Data listing
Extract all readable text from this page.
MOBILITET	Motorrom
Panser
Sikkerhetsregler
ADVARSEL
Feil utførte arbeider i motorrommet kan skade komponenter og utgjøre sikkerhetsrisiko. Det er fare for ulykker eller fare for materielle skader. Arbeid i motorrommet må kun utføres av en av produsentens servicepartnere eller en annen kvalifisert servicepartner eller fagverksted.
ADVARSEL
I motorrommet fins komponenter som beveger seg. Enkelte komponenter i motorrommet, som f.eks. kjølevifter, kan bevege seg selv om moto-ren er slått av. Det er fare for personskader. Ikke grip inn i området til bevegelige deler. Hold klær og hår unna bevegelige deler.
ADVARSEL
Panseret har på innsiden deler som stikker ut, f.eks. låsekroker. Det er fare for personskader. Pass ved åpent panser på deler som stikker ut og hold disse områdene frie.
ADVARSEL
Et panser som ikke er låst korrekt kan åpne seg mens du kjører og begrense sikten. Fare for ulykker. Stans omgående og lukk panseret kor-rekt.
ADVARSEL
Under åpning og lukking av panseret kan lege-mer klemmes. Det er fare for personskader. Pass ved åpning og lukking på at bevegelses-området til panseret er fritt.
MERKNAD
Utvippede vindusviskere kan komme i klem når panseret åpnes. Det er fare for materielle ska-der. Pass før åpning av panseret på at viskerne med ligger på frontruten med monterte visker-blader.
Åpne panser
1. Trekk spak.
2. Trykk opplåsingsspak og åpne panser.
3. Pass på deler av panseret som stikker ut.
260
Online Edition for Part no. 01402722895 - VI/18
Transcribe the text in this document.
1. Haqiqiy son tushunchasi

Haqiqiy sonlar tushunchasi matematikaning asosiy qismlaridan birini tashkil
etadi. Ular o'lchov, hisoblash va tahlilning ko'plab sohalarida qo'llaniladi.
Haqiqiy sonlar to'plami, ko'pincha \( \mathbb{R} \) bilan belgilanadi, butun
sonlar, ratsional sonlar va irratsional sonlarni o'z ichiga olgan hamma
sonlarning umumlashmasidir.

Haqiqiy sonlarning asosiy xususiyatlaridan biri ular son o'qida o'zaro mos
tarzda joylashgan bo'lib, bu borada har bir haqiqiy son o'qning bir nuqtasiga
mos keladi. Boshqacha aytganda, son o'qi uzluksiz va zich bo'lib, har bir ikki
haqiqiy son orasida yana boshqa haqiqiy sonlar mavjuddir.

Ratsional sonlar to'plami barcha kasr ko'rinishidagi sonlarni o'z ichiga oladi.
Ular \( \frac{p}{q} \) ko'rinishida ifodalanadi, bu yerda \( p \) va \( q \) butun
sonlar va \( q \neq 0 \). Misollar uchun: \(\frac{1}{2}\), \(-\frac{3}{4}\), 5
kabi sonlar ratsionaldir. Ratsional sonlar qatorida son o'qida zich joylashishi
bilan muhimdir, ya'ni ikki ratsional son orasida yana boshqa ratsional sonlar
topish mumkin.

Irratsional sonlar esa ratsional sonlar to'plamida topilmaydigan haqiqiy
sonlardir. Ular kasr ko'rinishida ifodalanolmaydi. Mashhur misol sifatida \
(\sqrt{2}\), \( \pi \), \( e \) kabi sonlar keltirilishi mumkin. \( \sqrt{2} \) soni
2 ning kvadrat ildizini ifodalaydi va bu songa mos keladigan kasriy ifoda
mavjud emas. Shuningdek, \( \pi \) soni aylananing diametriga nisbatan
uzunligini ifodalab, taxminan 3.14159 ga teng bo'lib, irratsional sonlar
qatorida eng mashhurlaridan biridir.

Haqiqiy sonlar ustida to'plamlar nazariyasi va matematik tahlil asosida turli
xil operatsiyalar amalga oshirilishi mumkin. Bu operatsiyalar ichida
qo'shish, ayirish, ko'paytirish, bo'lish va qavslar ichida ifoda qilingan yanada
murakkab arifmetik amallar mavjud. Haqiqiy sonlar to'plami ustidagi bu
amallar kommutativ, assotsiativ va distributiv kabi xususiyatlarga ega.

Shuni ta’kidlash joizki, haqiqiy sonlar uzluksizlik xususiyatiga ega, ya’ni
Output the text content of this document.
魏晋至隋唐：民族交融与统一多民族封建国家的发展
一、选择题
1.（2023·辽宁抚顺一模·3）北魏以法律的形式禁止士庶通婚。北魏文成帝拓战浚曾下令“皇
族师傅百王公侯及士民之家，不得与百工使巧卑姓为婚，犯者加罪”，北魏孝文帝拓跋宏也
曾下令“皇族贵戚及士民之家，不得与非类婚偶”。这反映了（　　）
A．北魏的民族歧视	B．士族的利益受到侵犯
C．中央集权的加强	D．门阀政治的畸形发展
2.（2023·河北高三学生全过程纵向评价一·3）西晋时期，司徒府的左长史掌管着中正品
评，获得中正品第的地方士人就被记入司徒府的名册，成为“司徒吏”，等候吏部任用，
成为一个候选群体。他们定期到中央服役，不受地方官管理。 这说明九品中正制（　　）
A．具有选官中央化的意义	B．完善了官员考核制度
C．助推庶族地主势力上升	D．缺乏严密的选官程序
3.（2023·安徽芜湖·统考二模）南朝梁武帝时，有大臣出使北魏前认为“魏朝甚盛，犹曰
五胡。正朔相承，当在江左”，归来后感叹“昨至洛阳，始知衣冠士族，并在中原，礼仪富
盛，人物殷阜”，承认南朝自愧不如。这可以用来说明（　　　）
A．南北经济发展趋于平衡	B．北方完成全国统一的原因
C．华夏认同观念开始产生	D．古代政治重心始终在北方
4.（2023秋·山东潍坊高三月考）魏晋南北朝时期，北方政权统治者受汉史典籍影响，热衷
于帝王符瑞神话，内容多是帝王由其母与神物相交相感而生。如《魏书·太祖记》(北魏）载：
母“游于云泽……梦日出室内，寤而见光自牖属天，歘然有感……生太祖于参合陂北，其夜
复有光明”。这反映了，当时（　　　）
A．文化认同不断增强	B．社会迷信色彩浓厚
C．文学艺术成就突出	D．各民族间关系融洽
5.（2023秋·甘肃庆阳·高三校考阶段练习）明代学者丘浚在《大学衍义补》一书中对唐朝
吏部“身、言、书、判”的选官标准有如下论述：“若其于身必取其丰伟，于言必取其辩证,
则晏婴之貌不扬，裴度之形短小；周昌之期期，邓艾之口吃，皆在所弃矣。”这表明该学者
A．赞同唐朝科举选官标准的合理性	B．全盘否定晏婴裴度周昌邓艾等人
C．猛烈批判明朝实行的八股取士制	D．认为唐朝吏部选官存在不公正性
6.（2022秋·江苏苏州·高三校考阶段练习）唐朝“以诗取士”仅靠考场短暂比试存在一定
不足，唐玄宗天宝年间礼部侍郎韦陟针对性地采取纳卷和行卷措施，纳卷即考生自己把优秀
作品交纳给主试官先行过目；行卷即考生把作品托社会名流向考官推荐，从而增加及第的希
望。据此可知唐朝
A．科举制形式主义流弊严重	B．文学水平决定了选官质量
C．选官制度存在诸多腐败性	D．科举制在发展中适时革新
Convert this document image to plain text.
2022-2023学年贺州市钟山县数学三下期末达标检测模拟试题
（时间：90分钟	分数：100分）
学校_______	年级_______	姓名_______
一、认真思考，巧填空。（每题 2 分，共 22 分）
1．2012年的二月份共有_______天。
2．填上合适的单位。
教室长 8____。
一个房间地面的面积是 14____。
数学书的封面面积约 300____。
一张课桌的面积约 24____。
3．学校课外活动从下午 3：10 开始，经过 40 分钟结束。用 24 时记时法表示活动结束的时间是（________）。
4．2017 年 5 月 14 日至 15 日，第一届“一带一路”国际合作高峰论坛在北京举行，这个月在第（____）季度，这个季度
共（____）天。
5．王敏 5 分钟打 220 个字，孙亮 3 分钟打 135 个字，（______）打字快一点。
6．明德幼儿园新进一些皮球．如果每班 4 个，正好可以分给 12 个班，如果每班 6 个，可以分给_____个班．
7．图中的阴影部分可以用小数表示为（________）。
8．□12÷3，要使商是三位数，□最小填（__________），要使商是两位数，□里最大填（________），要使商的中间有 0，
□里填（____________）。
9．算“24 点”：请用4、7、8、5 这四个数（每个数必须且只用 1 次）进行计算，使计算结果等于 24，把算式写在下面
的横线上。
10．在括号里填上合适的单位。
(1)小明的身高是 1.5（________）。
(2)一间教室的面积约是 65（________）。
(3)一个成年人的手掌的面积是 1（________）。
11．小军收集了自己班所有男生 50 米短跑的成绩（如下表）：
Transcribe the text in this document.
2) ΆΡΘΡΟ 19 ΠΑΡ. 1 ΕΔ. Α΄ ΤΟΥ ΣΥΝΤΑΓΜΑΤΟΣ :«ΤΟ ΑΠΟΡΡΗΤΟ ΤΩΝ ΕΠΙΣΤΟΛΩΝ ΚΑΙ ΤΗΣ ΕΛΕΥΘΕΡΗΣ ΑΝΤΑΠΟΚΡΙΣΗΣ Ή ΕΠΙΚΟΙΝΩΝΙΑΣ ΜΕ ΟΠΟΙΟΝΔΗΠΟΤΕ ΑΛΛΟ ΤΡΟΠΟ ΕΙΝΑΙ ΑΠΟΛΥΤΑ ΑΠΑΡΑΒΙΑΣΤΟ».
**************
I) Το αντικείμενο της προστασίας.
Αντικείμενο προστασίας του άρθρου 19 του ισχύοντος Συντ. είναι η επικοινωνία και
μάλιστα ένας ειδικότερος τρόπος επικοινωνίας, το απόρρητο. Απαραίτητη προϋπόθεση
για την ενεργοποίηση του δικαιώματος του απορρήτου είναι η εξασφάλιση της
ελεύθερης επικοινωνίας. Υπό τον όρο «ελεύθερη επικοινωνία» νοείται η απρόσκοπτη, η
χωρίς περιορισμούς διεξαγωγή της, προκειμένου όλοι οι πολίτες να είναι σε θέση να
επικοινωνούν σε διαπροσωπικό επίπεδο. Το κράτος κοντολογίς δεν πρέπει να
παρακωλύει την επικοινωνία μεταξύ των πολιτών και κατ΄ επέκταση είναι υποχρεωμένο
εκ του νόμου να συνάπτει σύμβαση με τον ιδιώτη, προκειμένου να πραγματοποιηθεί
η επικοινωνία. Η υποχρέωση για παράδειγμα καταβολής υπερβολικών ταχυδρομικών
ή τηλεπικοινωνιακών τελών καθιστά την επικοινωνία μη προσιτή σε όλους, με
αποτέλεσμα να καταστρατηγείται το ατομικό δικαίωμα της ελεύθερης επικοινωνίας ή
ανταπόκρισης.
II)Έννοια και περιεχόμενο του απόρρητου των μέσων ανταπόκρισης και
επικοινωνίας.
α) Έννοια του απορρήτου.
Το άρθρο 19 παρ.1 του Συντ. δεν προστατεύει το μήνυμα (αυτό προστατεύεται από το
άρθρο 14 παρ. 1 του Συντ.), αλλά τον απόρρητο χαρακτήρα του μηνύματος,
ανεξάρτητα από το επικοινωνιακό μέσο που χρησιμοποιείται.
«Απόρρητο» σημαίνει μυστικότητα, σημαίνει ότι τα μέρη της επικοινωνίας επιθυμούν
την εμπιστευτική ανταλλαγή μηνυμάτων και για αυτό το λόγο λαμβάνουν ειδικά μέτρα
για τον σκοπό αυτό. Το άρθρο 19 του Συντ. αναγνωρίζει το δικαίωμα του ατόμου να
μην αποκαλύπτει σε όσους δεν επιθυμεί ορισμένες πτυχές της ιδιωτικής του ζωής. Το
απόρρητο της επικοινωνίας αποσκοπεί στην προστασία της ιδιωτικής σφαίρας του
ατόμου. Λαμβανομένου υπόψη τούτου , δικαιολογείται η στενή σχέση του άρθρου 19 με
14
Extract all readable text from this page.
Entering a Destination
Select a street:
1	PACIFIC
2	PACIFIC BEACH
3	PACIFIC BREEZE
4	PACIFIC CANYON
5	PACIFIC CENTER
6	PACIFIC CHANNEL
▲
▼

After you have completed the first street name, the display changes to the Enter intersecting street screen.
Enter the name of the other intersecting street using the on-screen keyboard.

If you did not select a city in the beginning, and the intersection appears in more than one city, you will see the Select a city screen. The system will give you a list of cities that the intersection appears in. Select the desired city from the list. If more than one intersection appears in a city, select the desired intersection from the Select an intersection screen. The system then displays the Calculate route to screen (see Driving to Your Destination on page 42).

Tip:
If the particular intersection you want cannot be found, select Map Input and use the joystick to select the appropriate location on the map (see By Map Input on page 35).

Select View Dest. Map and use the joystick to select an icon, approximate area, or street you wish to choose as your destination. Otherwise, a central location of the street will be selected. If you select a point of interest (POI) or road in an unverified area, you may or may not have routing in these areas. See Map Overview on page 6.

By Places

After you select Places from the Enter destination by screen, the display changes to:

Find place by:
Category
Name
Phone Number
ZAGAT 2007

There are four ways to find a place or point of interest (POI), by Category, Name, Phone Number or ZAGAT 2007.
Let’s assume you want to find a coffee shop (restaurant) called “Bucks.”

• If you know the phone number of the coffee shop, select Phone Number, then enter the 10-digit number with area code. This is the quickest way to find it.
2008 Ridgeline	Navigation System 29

What is expected. Report the number of lines in the listing that include the string "ανταπόκρισης"; give nothing but the number.

Solution for this task. 2